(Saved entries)
*-*-*

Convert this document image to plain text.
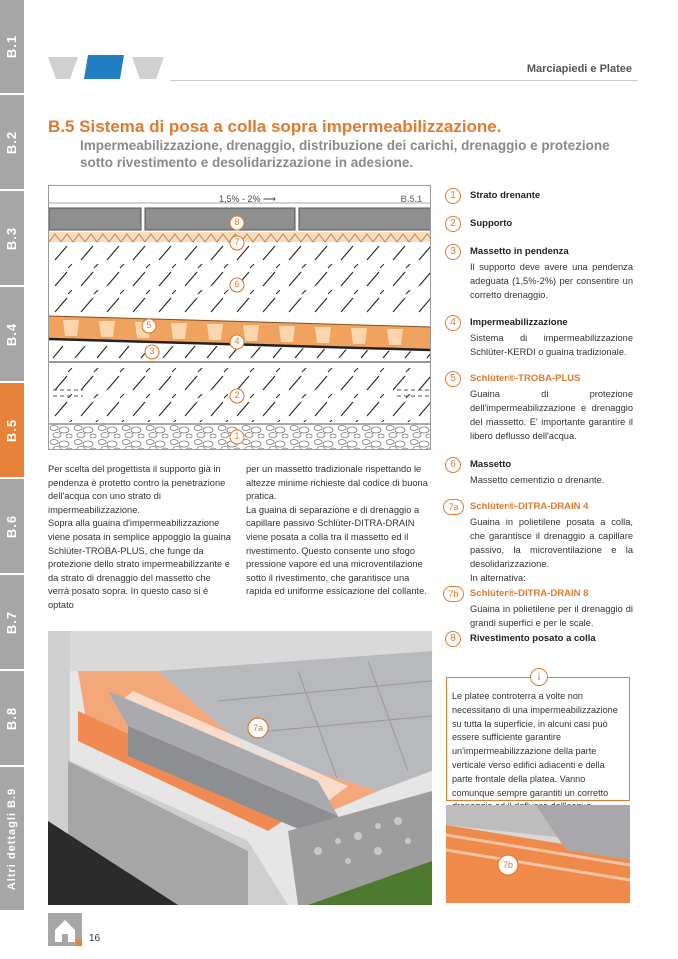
B.1
B.2
B.3
B.4
B.5
B.6
B.7
B.8
Altri dettagli B.9
Marciapiedi e Platee
B.5 Sistema di posa a colla sopra impermeabilizzazione.
Impermeabilizzazione, drenaggio, distribuzione dei carichi, drenaggio e protezione sotto rivestimento e desolidarizzazione in adesione.
1,5% - 2% ⟶	B.5.1
8
7
6
5
4
3
2
1

Per scelta del progettista il supporto già in pendenza è protetto contro la penetrazione dell'acqua con uno strato di impermeabilizzazione.

Sopra alla guaina d'impermeabilizzazione viene posata in semplice appoggio la guaina Schlüter-TROBA-PLUS, che funge da protezione dello strato impermeabilizzante e da strato di drenaggio del massetto che verrà posato sopra. In questo caso si è optato

per un massetto tradizionale rispettando le altezze minime richieste dal codice di buona pratica.

La guaina di separazione e di drenaggio a capillare passivo Schlüter-DITRA-DRAIN viene posata a colla tra il massetto ed il rivestimento. Questo consente uno sfogo pressione vapore ed una microventilazione sotto il rivestimento, che garantisce una rapida ed uniforme essicazione del collante.

1	Strato drenante
2	Supporto
3	Massetto in pendenza
Il supporto deve avere una pendenza adeguata (1,5%-2%) per consentire un corretto drenaggio.
4	Impermeabilizzazione
Sistema di impermeabilizzazione Schlüter-KERDI o guaina tradizionale.
5	Schlüter®-TROBA-PLUS
Guaina di protezione dell'impermeabilizzazione e drenaggio del massetto. E' importante garantire il libero deflusso dell'acqua.
6	Massetto
Massetto cementizio o drenante.
7a	Schlüter®-DITRA-DRAIN 4
Guaina in polietilene posata a colla, che garantisce il drenaggio a capillare passivo, la microventilazione e la desolidarizzazione.
In alternativa:
7b	Schlüter®-DITRA-DRAIN 8
Guaina in polietilene per il drenaggio di grandi superfici e per le scale.
8	Rivestimento posato a colla
i
Le platee controterra a volte non necessitano di una impermeabilizzazione su tutta la superficie, in alcuni casi può essere sufficiente garantire un'impermeabilizzazione della parte verticale verso edifici adiacenti e della parte frontale della platea. Vanno comunque sempre garantiti un corretto
7a
7b
16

*-*-*

Task objective:
Copy and report every line where the word "TROBA" is present.

Answer to this task:
Sopra alla guaina d'impermeabilizzazione viene posata in semplice appoggio la guaina Schlüter-TROBA-PLUS, che funge da protezione dello strato impermeabilizzante e da strato di drenaggio del massetto che verrà posato sopra. In questo caso si è optato
5	Schlüter®-TROBA-PLUS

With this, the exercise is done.